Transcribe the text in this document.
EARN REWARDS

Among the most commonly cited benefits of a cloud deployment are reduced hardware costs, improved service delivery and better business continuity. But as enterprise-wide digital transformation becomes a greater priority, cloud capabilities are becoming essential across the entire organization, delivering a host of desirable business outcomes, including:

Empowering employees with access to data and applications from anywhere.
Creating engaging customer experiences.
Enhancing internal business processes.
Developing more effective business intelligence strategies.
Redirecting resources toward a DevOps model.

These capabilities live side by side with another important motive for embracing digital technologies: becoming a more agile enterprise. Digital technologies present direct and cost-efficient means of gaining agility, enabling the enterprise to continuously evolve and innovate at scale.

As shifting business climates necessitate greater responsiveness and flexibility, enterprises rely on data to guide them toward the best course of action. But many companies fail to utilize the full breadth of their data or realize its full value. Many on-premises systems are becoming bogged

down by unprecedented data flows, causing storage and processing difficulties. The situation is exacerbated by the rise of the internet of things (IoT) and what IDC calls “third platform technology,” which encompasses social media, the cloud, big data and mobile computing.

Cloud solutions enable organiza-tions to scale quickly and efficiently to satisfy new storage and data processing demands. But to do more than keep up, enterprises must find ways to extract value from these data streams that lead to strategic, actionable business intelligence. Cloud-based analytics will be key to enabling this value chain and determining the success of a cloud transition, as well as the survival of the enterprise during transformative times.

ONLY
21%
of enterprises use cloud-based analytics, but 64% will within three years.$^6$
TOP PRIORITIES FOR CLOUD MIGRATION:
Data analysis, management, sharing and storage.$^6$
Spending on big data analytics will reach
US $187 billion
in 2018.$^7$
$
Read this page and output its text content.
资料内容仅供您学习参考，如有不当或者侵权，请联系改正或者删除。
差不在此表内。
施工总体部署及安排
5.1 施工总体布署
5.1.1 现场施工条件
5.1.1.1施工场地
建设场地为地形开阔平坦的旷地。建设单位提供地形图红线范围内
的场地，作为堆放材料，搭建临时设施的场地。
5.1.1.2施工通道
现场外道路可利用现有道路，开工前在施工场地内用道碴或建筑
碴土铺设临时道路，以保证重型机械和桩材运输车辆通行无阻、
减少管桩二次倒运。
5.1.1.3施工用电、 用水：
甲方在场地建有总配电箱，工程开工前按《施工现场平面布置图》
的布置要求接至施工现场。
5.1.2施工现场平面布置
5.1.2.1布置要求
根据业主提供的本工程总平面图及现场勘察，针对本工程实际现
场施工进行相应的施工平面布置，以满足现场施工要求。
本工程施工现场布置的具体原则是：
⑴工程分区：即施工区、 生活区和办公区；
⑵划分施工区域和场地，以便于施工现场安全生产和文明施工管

**Aim of the exercise**
Give the number of lines in the material above that have the word "text" in them, and nothing more.

**Solution to this exercise**
2